# Written instruction:
Locate the string "subquery" in the listing below. Copy every line where it is found.

======== Materials provided

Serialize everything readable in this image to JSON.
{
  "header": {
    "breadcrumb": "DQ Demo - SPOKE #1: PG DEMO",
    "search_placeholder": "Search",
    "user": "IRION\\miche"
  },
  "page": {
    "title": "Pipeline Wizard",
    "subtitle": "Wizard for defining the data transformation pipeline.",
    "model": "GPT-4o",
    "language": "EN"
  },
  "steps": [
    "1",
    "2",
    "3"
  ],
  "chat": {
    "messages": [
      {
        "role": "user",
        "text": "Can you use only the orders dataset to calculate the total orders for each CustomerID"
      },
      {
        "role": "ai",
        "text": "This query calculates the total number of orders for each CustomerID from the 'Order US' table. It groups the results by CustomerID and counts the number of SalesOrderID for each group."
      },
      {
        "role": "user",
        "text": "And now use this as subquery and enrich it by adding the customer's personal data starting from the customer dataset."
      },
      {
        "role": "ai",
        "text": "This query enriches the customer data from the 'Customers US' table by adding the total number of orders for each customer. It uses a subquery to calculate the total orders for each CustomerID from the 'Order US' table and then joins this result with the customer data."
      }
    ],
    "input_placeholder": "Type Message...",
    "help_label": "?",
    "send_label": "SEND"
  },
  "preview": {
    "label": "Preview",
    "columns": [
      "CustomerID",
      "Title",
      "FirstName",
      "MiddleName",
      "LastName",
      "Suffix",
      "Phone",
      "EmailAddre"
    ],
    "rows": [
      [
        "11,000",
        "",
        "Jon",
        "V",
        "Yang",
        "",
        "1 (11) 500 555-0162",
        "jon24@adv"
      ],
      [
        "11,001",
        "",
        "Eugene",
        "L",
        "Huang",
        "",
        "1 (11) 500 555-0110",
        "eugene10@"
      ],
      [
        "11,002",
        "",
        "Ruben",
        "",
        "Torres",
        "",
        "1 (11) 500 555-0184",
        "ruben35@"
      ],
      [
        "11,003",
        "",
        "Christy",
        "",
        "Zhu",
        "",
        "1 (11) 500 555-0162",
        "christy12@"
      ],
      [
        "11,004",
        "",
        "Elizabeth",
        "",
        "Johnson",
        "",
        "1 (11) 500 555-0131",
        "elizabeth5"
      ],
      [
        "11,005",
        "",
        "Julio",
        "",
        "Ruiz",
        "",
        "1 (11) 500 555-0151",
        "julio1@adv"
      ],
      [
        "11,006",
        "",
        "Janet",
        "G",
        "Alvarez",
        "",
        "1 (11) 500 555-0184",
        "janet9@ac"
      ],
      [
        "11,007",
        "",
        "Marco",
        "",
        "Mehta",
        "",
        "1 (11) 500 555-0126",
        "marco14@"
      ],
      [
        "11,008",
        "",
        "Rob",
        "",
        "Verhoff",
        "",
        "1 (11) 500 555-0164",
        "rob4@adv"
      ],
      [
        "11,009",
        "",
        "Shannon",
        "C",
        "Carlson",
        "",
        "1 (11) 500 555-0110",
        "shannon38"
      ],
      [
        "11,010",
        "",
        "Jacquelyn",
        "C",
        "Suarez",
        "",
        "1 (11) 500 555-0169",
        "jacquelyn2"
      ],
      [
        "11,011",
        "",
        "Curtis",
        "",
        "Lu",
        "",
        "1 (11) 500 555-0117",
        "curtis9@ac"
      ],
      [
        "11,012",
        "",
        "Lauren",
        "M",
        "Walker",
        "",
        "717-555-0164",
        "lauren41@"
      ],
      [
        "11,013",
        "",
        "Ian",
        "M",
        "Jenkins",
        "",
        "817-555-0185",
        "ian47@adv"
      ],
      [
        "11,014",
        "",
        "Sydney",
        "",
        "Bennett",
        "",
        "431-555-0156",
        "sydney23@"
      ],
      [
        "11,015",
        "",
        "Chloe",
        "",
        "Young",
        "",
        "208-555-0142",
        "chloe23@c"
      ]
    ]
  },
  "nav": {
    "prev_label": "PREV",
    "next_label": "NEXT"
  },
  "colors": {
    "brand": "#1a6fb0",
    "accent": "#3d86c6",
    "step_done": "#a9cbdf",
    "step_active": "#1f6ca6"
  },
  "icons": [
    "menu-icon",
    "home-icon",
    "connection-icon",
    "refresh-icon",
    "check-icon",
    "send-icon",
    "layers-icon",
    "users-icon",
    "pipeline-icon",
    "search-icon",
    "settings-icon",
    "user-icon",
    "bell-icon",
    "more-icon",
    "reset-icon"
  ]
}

================

# Exercise response:
        "text": "And now use this as subquery and enrich it by adding the customer's personal data starting from the customer dataset."
        "text": "This query enriches the customer data from the 'Customers US' table by adding the total number of orders for each customer. It uses a subquery to calculate the total orders for each CustomerID from the 'Order US' table and then joins this result with the customer data."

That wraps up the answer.